[WHAT TO PRODUCE]
Copy the data that follows exactly. Include no pictures.

[TASK MATERIAL]
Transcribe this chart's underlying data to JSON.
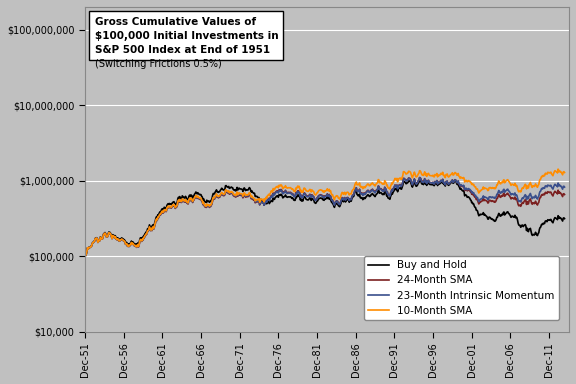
{
  "title_lines_bold": "Gross Cumulative Values of\n$100,000 Initial Investments in\nS&P 500 Index at End of 1951",
  "title_line_normal": "(Switching Frictions 0.5%)",
  "start_year": 1951,
  "end_year": 2013,
  "initial_value": 100000,
  "ylim_log": [
    10000,
    200000000
  ],
  "yticks": [
    10000,
    100000,
    1000000,
    10000000,
    100000000
  ],
  "ytick_labels": [
    "$10,000",
    "$100,000",
    "$1,000,000",
    "$10,000,000",
    "$100,000,000"
  ],
  "xtick_years": [
    1951,
    1956,
    1961,
    1966,
    1971,
    1976,
    1981,
    1986,
    1991,
    1996,
    2001,
    2006,
    2011
  ],
  "xtick_labels": [
    "Dec-51",
    "Dec-56",
    "Dec-61",
    "Dec-66",
    "Dec-71",
    "Dec-76",
    "Dec-81",
    "Dec-86",
    "Dec-91",
    "Dec-96",
    "Dec-01",
    "Dec-06",
    "Dec-11"
  ],
  "colors": {
    "buy_hold": "#000000",
    "sma24": "#7B2020",
    "intrinsic23": "#3A4F8C",
    "sma10": "#FF8C00"
  },
  "legend_labels": [
    "Buy and Hold",
    "24-Month SMA",
    "23-Month Intrinsic Momentum",
    "10-Month SMA"
  ],
  "background_color": "#C0C0C0",
  "plot_background": "#C0C0C0",
  "grid_color": "#FFFFFF"
}
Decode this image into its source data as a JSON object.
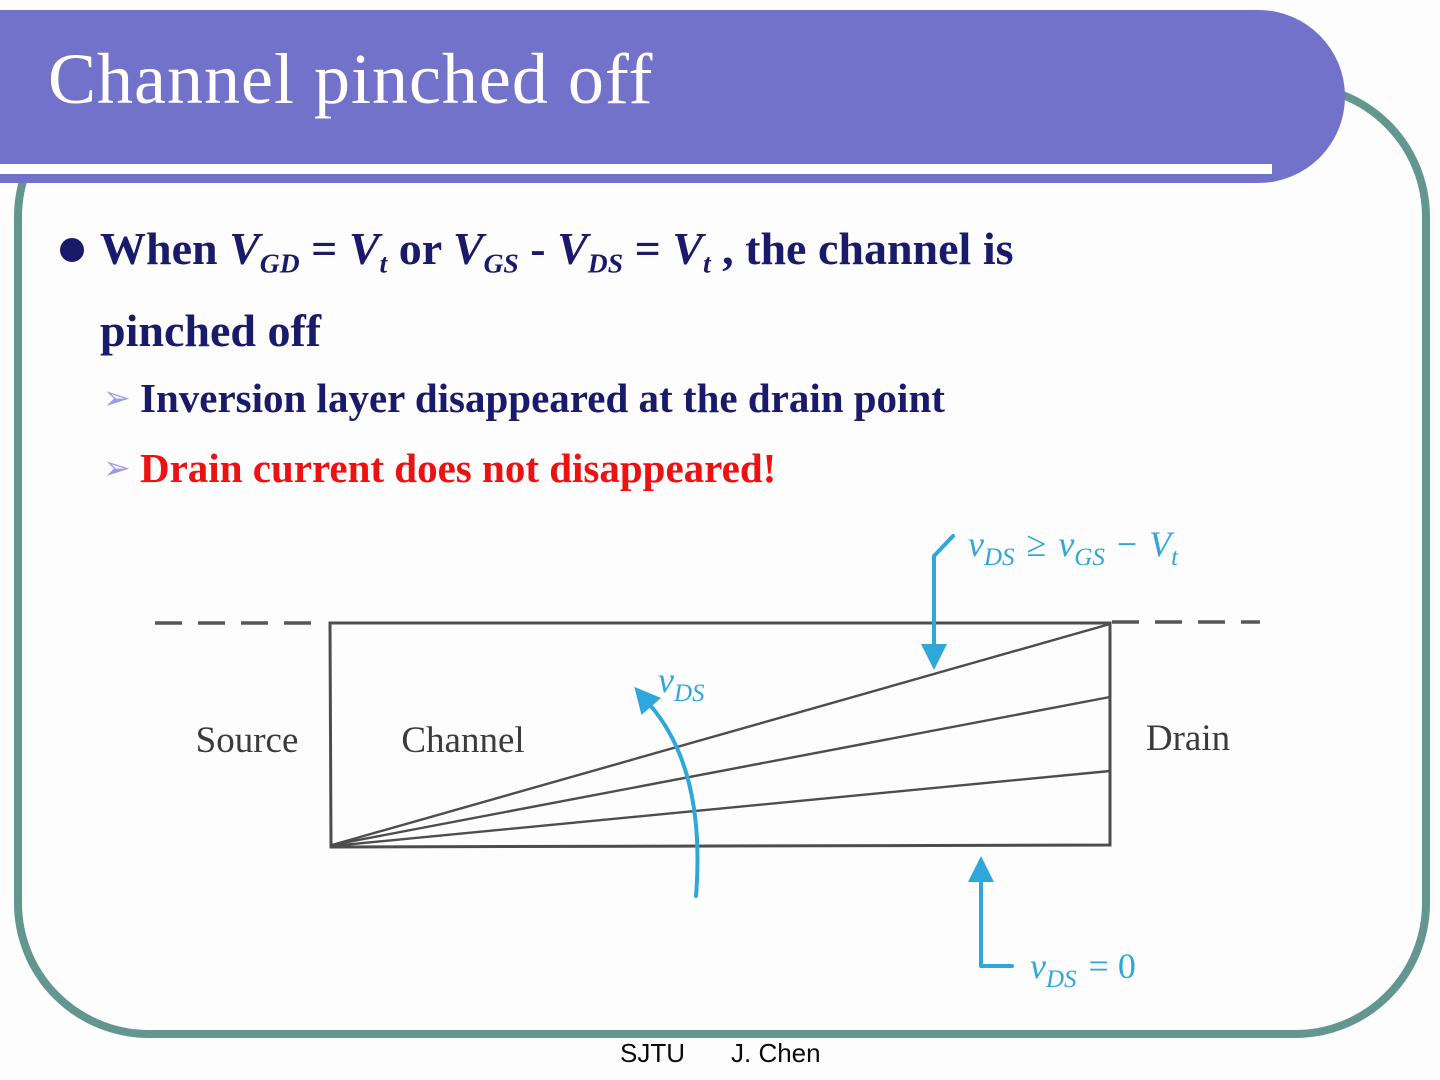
{
  "slide": {
    "title": "Channel pinched off",
    "footer_left": "SJTU",
    "footer_right": "J. Chen"
  },
  "colors": {
    "header-purple": "#7372CB",
    "frame-teal": "#649690",
    "text-navy": "#1A1A6B",
    "text-red": "#EE1111",
    "cyan-annotation": "#2FA7DB",
    "marker-lilac": "#9C9AE8",
    "diagram-line": "#4D4D4D",
    "diagram-text": "#3B3B3B"
  },
  "bullet": {
    "marker_glyph": "➢",
    "line1_parts": [
      {
        "t": "When ",
        "k": "p"
      },
      {
        "t": "V",
        "k": "v"
      },
      {
        "t": "GD",
        "k": "s"
      },
      {
        "t": " = ",
        "k": "p"
      },
      {
        "t": "V",
        "k": "v"
      },
      {
        "t": "t",
        "k": "s"
      },
      {
        "t": " or ",
        "k": "p"
      },
      {
        "t": "V",
        "k": "v"
      },
      {
        "t": "GS",
        "k": "s"
      },
      {
        "t": " - ",
        "k": "p"
      },
      {
        "t": "V",
        "k": "v"
      },
      {
        "t": "DS",
        "k": "s"
      },
      {
        "t": " = ",
        "k": "p"
      },
      {
        "t": "V",
        "k": "v"
      },
      {
        "t": "t",
        "k": "s"
      },
      {
        "t": " , the channel is",
        "k": "p"
      }
    ],
    "line2": "pinched off",
    "sub1": "Inversion layer disappeared at the drain point",
    "sub2": "Drain current does not disappeared!"
  },
  "diagram": {
    "labels": {
      "source": "Source",
      "channel": "Channel",
      "drain": "Drain"
    },
    "ann_top": {
      "v1": "v",
      "s1": "DS",
      "op": "≥",
      "v2": "v",
      "s2": "GS",
      "minus": "−",
      "v3": "V",
      "s3": "t"
    },
    "ann_arc": {
      "v": "v",
      "s": "DS"
    },
    "ann_bottom": {
      "v": "v",
      "s": "DS",
      "eq": "= 0"
    }
  }
}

[ANSWER TO THIS PROBLEM]
Transcribe this chart's underlying data to JSON.
{
  "title_lines_bold": "Gross Cumulative Values of\n$100,000 Initial Investments in\nS&P 500 Index at End of 1951",
  "title_line_normal": "(Switching Frictions 0.5%)",
  "start_year": 1951,
  "end_year": 2013,
  "initial_value": 100000,
  "ylim_log": [
    10000,
    200000000
  ],
  "yticks": [
    10000,
    100000,
    1000000,
    10000000,
    100000000
  ],
  "ytick_labels": [
    "$10,000",
    "$100,000",
    "$1,000,000",
    "$10,000,000",
    "$100,000,000"
  ],
  "xtick_years": [
    1951,
    1956,
    1961,
    1966,
    1971,
    1976,
    1981,
    1986,
    1991,
    1996,
    2001,
    2006,
    2011
  ],
  "xtick_labels": [
    "Dec-51",
    "Dec-56",
    "Dec-61",
    "Dec-66",
    "Dec-71",
    "Dec-76",
    "Dec-81",
    "Dec-86",
    "Dec-91",
    "Dec-96",
    "Dec-01",
    "Dec-06",
    "Dec-11"
  ],
  "colors": {
    "buy_hold": "#000000",
    "sma24": "#7B2020",
    "intrinsic23": "#3A4F8C",
    "sma10": "#FF8C00"
  },
  "legend_labels": [
    "Buy and Hold",
    "24-Month SMA",
    "23-Month Intrinsic Momentum",
    "10-Month SMA"
  ],
  "background_color": "#C0C0C0",
  "plot_background": "#C0C0C0",
  "grid_color": "#FFFFFF"
}
Decode this image into its source data as a JSON object.
{
  "slide": {
    "title": "Channel pinched off",
    "footer_left": "SJTU",
    "footer_right": "J. Chen"
  },
  "colors": {
    "header-purple": "#7372CB",
    "frame-teal": "#649690",
    "text-navy": "#1A1A6B",
    "text-red": "#EE1111",
    "cyan-annotation": "#2FA7DB",
    "marker-lilac": "#9C9AE8",
    "diagram-line": "#4D4D4D",
    "diagram-text": "#3B3B3B"
  },
  "bullet": {
    "marker_glyph": "➢",
    "line1_parts": [
      {
        "t": "When ",
        "k": "p"
      },
      {
        "t": "V",
        "k": "v"
      },
      {
        "t": "GD",
        "k": "s"
      },
      {
        "t": " = ",
        "k": "p"
      },
      {
        "t": "V",
        "k": "v"
      },
      {
        "t": "t",
        "k": "s"
      },
      {
        "t": " or ",
        "k": "p"
      },
      {
        "t": "V",
        "k": "v"
      },
      {
        "t": "GS",
        "k": "s"
      },
      {
        "t": " - ",
        "k": "p"
      },
      {
        "t": "V",
        "k": "v"
      },
      {
        "t": "DS",
        "k": "s"
      },
      {
        "t": " = ",
        "k": "p"
      },
      {
        "t": "V",
        "k": "v"
      },
      {
        "t": "t",
        "k": "s"
      },
      {
        "t": " , the channel is",
        "k": "p"
      }
    ],
    "line2": "pinched off",
    "sub1": "Inversion layer disappeared at the drain point",
    "sub2": "Drain current does not disappeared!"
  },
  "diagram": {
    "labels": {
      "source": "Source",
      "channel": "Channel",
      "drain": "Drain"
    },
    "ann_top": {
      "v1": "v",
      "s1": "DS",
      "op": "≥",
      "v2": "v",
      "s2": "GS",
      "minus": "−",
      "v3": "V",
      "s3": "t"
    },
    "ann_arc": {
      "v": "v",
      "s": "DS"
    },
    "ann_bottom": {
      "v": "v",
      "s": "DS",
      "eq": "= 0"
    }
  }
}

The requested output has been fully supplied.